Return every record exactly as written.
[Start of DATASET EXCERPTS]
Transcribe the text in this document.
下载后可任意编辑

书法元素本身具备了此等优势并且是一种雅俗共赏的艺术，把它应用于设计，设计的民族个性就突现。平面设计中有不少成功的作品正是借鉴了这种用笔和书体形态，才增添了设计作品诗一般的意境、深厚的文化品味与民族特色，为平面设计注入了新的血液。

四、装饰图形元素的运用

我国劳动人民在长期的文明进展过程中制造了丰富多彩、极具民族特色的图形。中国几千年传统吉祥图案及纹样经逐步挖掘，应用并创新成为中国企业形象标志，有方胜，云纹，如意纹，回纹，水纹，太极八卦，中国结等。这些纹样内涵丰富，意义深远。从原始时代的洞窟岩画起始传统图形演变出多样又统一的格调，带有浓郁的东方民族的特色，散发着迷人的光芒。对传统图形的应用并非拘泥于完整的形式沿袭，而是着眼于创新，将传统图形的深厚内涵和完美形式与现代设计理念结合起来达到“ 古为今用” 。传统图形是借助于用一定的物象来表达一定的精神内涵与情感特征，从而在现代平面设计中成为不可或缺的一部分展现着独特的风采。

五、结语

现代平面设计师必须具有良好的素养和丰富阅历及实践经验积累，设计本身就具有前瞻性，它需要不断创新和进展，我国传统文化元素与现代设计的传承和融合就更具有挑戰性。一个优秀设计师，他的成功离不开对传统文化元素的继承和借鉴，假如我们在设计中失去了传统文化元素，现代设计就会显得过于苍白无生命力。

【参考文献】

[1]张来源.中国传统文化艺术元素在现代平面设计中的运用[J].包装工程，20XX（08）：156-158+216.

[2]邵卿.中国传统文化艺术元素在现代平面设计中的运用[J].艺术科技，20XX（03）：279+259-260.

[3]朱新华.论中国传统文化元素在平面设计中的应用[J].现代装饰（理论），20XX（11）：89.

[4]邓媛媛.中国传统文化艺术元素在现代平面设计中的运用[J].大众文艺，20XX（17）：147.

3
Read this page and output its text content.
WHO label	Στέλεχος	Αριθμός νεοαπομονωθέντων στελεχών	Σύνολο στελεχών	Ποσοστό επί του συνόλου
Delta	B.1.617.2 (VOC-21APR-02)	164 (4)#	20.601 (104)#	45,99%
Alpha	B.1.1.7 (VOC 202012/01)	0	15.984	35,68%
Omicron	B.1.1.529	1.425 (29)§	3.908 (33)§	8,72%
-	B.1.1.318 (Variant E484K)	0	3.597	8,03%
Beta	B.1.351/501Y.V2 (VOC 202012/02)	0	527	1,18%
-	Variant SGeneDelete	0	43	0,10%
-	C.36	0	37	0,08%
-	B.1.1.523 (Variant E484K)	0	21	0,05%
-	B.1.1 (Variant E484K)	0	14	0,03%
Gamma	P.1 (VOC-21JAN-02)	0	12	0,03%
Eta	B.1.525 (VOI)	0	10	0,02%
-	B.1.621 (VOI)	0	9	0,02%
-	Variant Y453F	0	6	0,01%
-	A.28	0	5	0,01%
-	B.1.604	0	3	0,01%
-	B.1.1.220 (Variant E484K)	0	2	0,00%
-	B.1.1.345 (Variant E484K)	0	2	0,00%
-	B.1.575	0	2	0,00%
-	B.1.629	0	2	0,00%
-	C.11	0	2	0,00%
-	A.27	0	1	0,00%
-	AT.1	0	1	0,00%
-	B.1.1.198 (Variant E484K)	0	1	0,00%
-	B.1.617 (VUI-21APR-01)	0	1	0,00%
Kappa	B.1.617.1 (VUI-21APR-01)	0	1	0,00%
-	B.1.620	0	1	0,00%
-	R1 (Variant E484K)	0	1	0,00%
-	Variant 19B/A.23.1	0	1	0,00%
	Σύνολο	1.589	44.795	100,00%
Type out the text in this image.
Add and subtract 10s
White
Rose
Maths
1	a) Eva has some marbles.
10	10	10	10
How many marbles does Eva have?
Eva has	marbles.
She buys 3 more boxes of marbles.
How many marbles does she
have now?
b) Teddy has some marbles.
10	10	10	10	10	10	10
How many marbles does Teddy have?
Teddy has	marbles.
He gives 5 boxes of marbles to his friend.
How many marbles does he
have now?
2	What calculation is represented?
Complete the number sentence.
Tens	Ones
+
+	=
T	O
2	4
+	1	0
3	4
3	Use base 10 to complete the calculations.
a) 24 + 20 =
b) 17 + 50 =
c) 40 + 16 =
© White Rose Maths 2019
[End of DATASET EXCERPTS]
§ OUTPUT BELOW:
Transcribe the text in this document.
下载后可任意编辑

书法元素本身具备了此等优势并且是一种雅俗共赏的艺术，把它应用于设计，设计的民族个性就突现。平面设计中有不少成功的作品正是借鉴了这种用笔和书体形态，才增添了设计作品诗一般的意境、深厚的文化品味与民族特色，为平面设计注入了新的血液。

四、装饰图形元素的运用

我国劳动人民在长期的文明进展过程中制造了丰富多彩、极具民族特色的图形。中国几千年传统吉祥图案及纹样经逐步挖掘，应用并创新成为中国企业形象标志，有方胜，云纹，如意纹，回纹，水纹，太极八卦，中国结等。这些纹样内涵丰富，意义深远。从原始时代的洞窟岩画起始传统图形演变出多样又统一的格调，带有浓郁的东方民族的特色，散发着迷人的光芒。对传统图形的应用并非拘泥于完整的形式沿袭，而是着眼于创新，将传统图形的深厚内涵和完美形式与现代设计理念结合起来达到“ 古为今用” 。传统图形是借助于用一定的物象来表达一定的精神内涵与情感特征，从而在现代平面设计中成为不可或缺的一部分展现着独特的风采。

五、结语

现代平面设计师必须具有良好的素养和丰富阅历及实践经验积累，设计本身就具有前瞻性，它需要不断创新和进展，我国传统文化元素与现代设计的传承和融合就更具有挑戰性。一个优秀设计师，他的成功离不开对传统文化元素的继承和借鉴，假如我们在设计中失去了传统文化元素，现代设计就会显得过于苍白无生命力。

【参考文献】

[1]张来源.中国传统文化艺术元素在现代平面设计中的运用[J].包装工程，20XX（08）：156-158+216.

[2]邵卿.中国传统文化艺术元素在现代平面设计中的运用[J].艺术科技，20XX（03）：279+259-260.

[3]朱新华.论中国传统文化元素在平面设计中的应用[J].现代装饰（理论），20XX（11）：89.

[4]邓媛媛.中国传统文化艺术元素在现代平面设计中的运用[J].大众文艺，20XX（17）：147.

3
Read this page and output its text content.
WHO label	Στέλεχος	Αριθμός νεοαπομονωθέντων στελεχών	Σύνολο στελεχών	Ποσοστό επί του συνόλου
Delta	B.1.617.2 (VOC-21APR-02)	164 (4)#	20.601 (104)#	45,99%
Alpha	B.1.1.7 (VOC 202012/01)	0	15.984	35,68%
Omicron	B.1.1.529	1.425 (29)§	3.908 (33)§	8,72%
-	B.1.1.318 (Variant E484K)	0	3.597	8,03%
Beta	B.1.351/501Y.V2 (VOC 202012/02)	0	527	1,18%
-	Variant SGeneDelete	0	43	0,10%
-	C.36	0	37	0,08%
-	B.1.1.523 (Variant E484K)	0	21	0,05%
-	B.1.1 (Variant E484K)	0	14	0,03%
Gamma	P.1 (VOC-21JAN-02)	0	12	0,03%
Eta	B.1.525 (VOI)	0	10	0,02%
-	B.1.621 (VOI)	0	9	0,02%
-	Variant Y453F	0	6	0,01%
-	A.28	0	5	0,01%
-	B.1.604	0	3	0,01%
-	B.1.1.220 (Variant E484K)	0	2	0,00%
-	B.1.1.345 (Variant E484K)	0	2	0,00%
-	B.1.575	0	2	0,00%
-	B.1.629	0	2	0,00%
-	C.11	0	2	0,00%
-	A.27	0	1	0,00%
-	AT.1	0	1	0,00%
-	B.1.1.198 (Variant E484K)	0	1	0,00%
-	B.1.617 (VUI-21APR-01)	0	1	0,00%
Kappa	B.1.617.1 (VUI-21APR-01)	0	1	0,00%
-	B.1.620	0	1	0,00%
-	R1 (Variant E484K)	0	1	0,00%
-	Variant 19B/A.23.1	0	1	0,00%
	Σύνολο	1.589	44.795	100,00%
Type out the text in this image.
Add and subtract 10s
White
Rose
Maths
1	a) Eva has some marbles.
10	10	10	10
How many marbles does Eva have?
Eva has	marbles.
She buys 3 more boxes of marbles.
How many marbles does she
have now?
b) Teddy has some marbles.
10	10	10	10	10	10	10
How many marbles does Teddy have?
Teddy has	marbles.
He gives 5 boxes of marbles to his friend.
How many marbles does he
have now?
2	What calculation is represented?
Complete the number sentence.
Tens	Ones
+
+	=
T	O
2	4
+	1	0
3	4
3	Use base 10 to complete the calculations.
a) 24 + 20 =
b) 17 + 50 =
c) 40 + 16 =
© White Rose Maths 2019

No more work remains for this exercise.